Task goal
Print the whole listing exactly.
--- START Exercise material ---
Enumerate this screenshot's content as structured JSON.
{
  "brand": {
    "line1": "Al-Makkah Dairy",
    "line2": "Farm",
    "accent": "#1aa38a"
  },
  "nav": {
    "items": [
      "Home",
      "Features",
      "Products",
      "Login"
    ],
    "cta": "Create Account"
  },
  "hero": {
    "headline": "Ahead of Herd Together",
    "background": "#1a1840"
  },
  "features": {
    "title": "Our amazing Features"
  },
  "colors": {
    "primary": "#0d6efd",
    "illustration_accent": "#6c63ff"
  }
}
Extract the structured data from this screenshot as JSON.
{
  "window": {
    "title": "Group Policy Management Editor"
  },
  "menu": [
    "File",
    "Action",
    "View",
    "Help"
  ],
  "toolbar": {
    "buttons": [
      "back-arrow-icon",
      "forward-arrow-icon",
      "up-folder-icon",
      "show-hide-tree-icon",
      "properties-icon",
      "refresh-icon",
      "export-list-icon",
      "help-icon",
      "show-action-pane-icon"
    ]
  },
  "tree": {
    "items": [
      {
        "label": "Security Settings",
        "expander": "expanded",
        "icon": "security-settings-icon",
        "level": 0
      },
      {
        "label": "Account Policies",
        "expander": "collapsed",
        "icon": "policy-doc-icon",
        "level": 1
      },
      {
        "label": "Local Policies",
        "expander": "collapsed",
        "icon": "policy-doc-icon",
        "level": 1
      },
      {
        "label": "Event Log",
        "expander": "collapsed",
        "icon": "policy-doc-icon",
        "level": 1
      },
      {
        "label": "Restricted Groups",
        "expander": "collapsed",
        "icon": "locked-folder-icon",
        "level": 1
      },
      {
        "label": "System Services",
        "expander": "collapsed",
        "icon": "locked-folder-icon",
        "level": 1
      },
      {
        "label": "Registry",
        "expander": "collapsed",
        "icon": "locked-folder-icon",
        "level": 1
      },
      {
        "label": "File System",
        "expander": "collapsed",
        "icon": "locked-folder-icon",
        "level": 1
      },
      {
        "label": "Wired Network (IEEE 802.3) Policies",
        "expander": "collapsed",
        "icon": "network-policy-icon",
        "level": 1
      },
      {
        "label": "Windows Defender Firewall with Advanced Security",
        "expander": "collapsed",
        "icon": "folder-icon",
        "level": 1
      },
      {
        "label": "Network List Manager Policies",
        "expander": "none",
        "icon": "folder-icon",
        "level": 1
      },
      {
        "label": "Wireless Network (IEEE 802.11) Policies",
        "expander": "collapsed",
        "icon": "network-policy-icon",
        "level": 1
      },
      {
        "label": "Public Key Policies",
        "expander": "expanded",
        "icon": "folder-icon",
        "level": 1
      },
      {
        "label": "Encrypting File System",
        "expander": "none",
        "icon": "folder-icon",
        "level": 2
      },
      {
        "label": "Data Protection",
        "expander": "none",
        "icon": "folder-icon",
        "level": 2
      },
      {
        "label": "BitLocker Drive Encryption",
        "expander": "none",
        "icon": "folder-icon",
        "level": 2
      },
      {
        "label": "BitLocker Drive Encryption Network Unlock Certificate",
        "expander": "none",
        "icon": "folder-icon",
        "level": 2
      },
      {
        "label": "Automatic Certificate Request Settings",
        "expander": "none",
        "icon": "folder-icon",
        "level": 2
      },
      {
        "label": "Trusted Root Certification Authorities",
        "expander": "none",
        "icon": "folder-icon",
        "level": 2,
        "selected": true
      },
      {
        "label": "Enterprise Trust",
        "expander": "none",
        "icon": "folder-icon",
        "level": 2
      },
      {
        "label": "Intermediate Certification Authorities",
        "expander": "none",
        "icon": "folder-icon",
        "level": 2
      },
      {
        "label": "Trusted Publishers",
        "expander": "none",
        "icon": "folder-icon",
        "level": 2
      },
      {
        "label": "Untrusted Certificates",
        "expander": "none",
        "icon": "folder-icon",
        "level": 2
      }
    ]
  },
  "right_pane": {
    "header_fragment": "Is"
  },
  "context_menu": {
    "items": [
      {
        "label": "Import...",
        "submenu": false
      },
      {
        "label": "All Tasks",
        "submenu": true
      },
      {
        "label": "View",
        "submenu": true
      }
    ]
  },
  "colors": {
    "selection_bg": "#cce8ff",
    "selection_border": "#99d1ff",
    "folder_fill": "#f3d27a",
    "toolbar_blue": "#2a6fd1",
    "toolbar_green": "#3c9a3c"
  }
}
--- END Exercise material ---
Response to the task
Enumerate this screenshot's content as structured JSON.
{
  "brand": {
    "line1": "Al-Makkah Dairy",
    "line2": "Farm",
    "accent": "#1aa38a"
  },
  "nav": {
    "items": [
      "Home",
      "Features",
      "Products",
      "Login"
    ],
    "cta": "Create Account"
  },
  "hero": {
    "headline": "Ahead of Herd Together",
    "background": "#1a1840"
  },
  "features": {
    "title": "Our amazing Features"
  },
  "colors": {
    "primary": "#0d6efd",
    "illustration_accent": "#6c63ff"
  }
}
Extract the structured data from this screenshot as JSON.
{
  "window": {
    "title": "Group Policy Management Editor"
  },
  "menu": [
    "File",
    "Action",
    "View",
    "Help"
  ],
  "toolbar": {
    "buttons": [
      "back-arrow-icon",
      "forward-arrow-icon",
      "up-folder-icon",
      "show-hide-tree-icon",
      "properties-icon",
      "refresh-icon",
      "export-list-icon",
      "help-icon",
      "show-action-pane-icon"
    ]
  },
  "tree": {
    "items": [
      {
        "label": "Security Settings",
        "expander": "expanded",
        "icon": "security-settings-icon",
        "level": 0
      },
      {
        "label": "Account Policies",
        "expander": "collapsed",
        "icon": "policy-doc-icon",
        "level": 1
      },
      {
        "label": "Local Policies",
        "expander": "collapsed",
        "icon": "policy-doc-icon",
        "level": 1
      },
      {
        "label": "Event Log",
        "expander": "collapsed",
        "icon": "policy-doc-icon",
        "level": 1
      },
      {
        "label": "Restricted Groups",
        "expander": "collapsed",
        "icon": "locked-folder-icon",
        "level": 1
      },
      {
        "label": "System Services",
        "expander": "collapsed",
        "icon": "locked-folder-icon",
        "level": 1
      },
      {
        "label": "Registry",
        "expander": "collapsed",
        "icon": "locked-folder-icon",
        "level": 1
      },
      {
        "label": "File System",
        "expander": "collapsed",
        "icon": "locked-folder-icon",
        "level": 1
      },
      {
        "label": "Wired Network (IEEE 802.3) Policies",
        "expander": "collapsed",
        "icon": "network-policy-icon",
        "level": 1
      },
      {
        "label": "Windows Defender Firewall with Advanced Security",
        "expander": "collapsed",
        "icon": "folder-icon",
        "level": 1
      },
      {
        "label": "Network List Manager Policies",
        "expander": "none",
        "icon": "folder-icon",
        "level": 1
      },
      {
        "label": "Wireless Network (IEEE 802.11) Policies",
        "expander": "collapsed",
        "icon": "network-policy-icon",
        "level": 1
      },
      {
        "label": "Public Key Policies",
        "expander": "expanded",
        "icon": "folder-icon",
        "level": 1
      },
      {
        "label": "Encrypting File System",
        "expander": "none",
        "icon": "folder-icon",
        "level": 2
      },
      {
        "label": "Data Protection",
        "expander": "none",
        "icon": "folder-icon",
        "level": 2
      },
      {
        "label": "BitLocker Drive Encryption",
        "expander": "none",
        "icon": "folder-icon",
        "level": 2
      },
      {
        "label": "BitLocker Drive Encryption Network Unlock Certificate",
        "expander": "none",
        "icon": "folder-icon",
        "level": 2
      },
      {
        "label": "Automatic Certificate Request Settings",
        "expander": "none",
        "icon": "folder-icon",
        "level": 2
      },
      {
        "label": "Trusted Root Certification Authorities",
        "expander": "none",
        "icon": "folder-icon",
        "level": 2,
        "selected": true
      },
      {
        "label": "Enterprise Trust",
        "expander": "none",
        "icon": "folder-icon",
        "level": 2
      },
      {
        "label": "Intermediate Certification Authorities",
        "expander": "none",
        "icon": "folder-icon",
        "level": 2
      },
      {
        "label": "Trusted Publishers",
        "expander": "none",
        "icon": "folder-icon",
        "level": 2
      },
      {
        "label": "Untrusted Certificates",
        "expander": "none",
        "icon": "folder-icon",
        "level": 2
      }
    ]
  },
  "right_pane": {
    "header_fragment": "Is"
  },
  "context_menu": {
    "items": [
      {
        "label": "Import...",
        "submenu": false
      },
      {
        "label": "All Tasks",
        "submenu": true
      },
      {
        "label": "View",
        "submenu": true
      }
    ]
  },
  "colors": {
    "selection_bg": "#cce8ff",
    "selection_border": "#99d1ff",
    "folder_fill": "#f3d27a",
    "toolbar_blue": "#2a6fd1",
    "toolbar_green": "#3c9a3c"
  }
}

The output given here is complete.